- Written task:
Copy exactly the last part of the entries, starting from the line with "Extract all readable text from this page." and including the final line.

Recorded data
---+---
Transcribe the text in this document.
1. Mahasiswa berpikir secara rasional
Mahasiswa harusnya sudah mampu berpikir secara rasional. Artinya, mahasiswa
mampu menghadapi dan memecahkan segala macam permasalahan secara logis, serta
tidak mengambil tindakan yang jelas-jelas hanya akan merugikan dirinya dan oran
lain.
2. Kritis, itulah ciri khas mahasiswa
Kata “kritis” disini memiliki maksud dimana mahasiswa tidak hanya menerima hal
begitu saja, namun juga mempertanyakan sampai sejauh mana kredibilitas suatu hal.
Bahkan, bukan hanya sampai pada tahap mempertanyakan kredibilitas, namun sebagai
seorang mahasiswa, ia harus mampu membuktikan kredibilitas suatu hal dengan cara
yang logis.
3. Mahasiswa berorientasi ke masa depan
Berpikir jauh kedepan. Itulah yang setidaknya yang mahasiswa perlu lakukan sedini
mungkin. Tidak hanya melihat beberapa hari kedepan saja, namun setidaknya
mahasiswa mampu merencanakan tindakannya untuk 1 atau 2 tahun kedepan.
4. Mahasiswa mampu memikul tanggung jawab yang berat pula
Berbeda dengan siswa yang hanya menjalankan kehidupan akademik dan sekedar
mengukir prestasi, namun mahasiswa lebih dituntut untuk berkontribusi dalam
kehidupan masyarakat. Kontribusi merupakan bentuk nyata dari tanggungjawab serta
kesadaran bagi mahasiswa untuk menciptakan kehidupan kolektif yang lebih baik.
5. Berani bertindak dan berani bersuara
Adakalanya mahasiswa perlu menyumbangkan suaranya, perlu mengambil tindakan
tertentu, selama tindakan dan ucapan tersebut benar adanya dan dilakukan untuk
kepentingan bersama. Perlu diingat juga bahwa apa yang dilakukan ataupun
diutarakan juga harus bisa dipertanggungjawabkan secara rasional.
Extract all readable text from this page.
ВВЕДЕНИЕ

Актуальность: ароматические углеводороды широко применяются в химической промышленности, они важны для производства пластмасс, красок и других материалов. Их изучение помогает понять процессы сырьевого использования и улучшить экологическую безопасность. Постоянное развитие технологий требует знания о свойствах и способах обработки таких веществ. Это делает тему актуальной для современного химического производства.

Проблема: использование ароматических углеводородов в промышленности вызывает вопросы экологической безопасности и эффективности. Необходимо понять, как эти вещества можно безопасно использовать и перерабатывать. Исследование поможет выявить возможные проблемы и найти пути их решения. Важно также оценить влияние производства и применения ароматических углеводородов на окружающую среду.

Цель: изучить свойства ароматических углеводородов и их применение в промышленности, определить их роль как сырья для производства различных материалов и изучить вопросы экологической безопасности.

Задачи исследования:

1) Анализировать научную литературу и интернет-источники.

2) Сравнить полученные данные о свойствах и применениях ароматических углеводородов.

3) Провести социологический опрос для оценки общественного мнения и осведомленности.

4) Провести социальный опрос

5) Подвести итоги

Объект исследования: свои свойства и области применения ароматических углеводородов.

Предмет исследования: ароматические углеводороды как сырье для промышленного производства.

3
---+---
- Completed exercise:
Extract all readable text from this page.
ВВЕДЕНИЕ

Актуальность: ароматические углеводороды широко применяются в химической промышленности, они важны для производства пластмасс, красок и других материалов. Их изучение помогает понять процессы сырьевого использования и улучшить экологическую безопасность. Постоянное развитие технологий требует знания о свойствах и способах обработки таких веществ. Это делает тему актуальной для современного химического производства.

Проблема: использование ароматических углеводородов в промышленности вызывает вопросы экологической безопасности и эффективности. Необходимо понять, как эти вещества можно безопасно использовать и перерабатывать. Исследование поможет выявить возможные проблемы и найти пути их решения. Важно также оценить влияние производства и применения ароматических углеводородов на окружающую среду.

Цель: изучить свойства ароматических углеводородов и их применение в промышленности, определить их роль как сырья для производства различных материалов и изучить вопросы экологической безопасности.

Задачи исследования:

1) Анализировать научную литературу и интернет-источники.

2) Сравнить полученные данные о свойствах и применениях ароматических углеводородов.

3) Провести социологический опрос для оценки общественного мнения и осведомленности.

4) Провести социальный опрос

5) Подвести итоги

Объект исследования: свои свойства и области применения ароматических углеводородов.

Предмет исследования: ароматические углеводороды как сырье для промышленного производства.

3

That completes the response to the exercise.